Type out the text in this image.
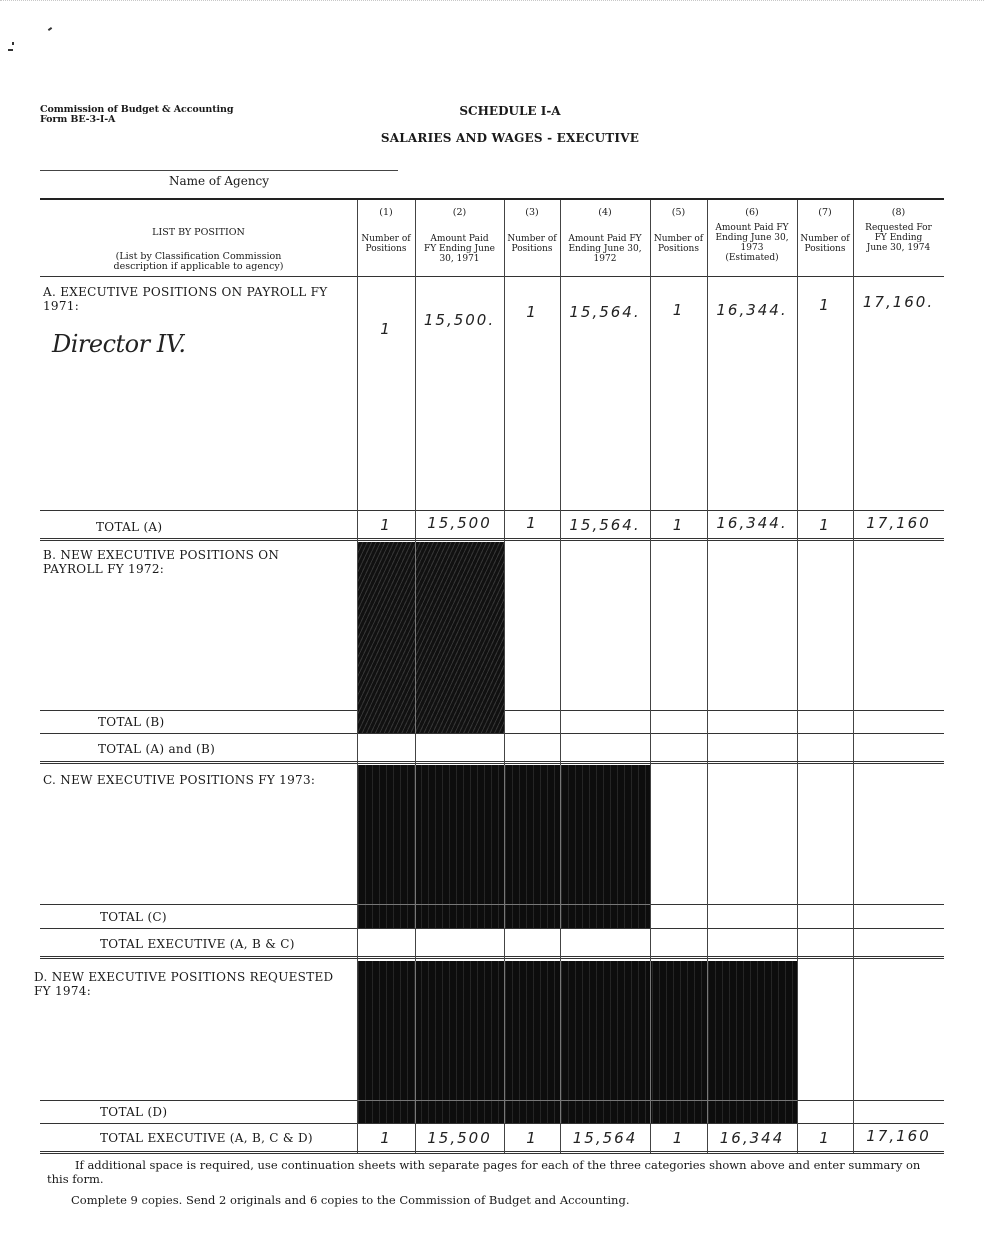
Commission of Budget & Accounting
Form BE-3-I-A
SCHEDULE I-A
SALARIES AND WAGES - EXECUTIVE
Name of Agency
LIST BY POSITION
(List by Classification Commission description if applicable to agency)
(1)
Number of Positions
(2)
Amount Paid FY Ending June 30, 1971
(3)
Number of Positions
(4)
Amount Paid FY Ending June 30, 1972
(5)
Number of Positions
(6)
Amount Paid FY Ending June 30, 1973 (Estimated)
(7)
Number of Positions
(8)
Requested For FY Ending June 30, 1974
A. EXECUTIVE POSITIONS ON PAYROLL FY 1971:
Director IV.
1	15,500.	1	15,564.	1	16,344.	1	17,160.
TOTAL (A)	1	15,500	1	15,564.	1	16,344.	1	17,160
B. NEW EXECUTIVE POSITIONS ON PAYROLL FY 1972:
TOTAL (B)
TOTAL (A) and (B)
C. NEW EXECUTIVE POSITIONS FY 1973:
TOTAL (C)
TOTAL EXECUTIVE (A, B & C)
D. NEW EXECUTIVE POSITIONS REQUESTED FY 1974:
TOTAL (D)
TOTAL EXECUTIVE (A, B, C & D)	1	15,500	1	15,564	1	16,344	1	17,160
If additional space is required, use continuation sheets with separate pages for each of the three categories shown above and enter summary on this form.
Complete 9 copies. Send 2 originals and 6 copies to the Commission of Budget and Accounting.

=-=-=-=-=

**Exercise prompt:** Every record must be copied exactly, with the pictures left out.

**Final result:**
Type out the text in this image.
Commission of Budget & Accounting
Form BE-3-I-A
SCHEDULE I-A
SALARIES AND WAGES - EXECUTIVE
Name of Agency
LIST BY POSITION
(List by Classification Commission description if applicable to agency)
(1)
Number of Positions
(2)
Amount Paid FY Ending June 30, 1971
(3)
Number of Positions
(4)
Amount Paid FY Ending June 30, 1972
(5)
Number of Positions
(6)
Amount Paid FY Ending June 30, 1973 (Estimated)
(7)
Number of Positions
(8)
Requested For FY Ending June 30, 1974
A. EXECUTIVE POSITIONS ON PAYROLL FY 1971:
Director IV.
1	15,500.	1	15,564.	1	16,344.	1	17,160.
TOTAL (A)	1	15,500	1	15,564.	1	16,344.	1	17,160
B. NEW EXECUTIVE POSITIONS ON PAYROLL FY 1972:
TOTAL (B)
TOTAL (A) and (B)
C. NEW EXECUTIVE POSITIONS FY 1973:
TOTAL (C)
TOTAL EXECUTIVE (A, B & C)
D. NEW EXECUTIVE POSITIONS REQUESTED FY 1974:
TOTAL (D)
TOTAL EXECUTIVE (A, B, C & D)	1	15,500	1	15,564	1	16,344	1	17,160
If additional space is required, use continuation sheets with separate pages for each of the three categories shown above and enter summary on this form.
Complete 9 copies. Send 2 originals and 6 copies to the Commission of Budget and Accounting.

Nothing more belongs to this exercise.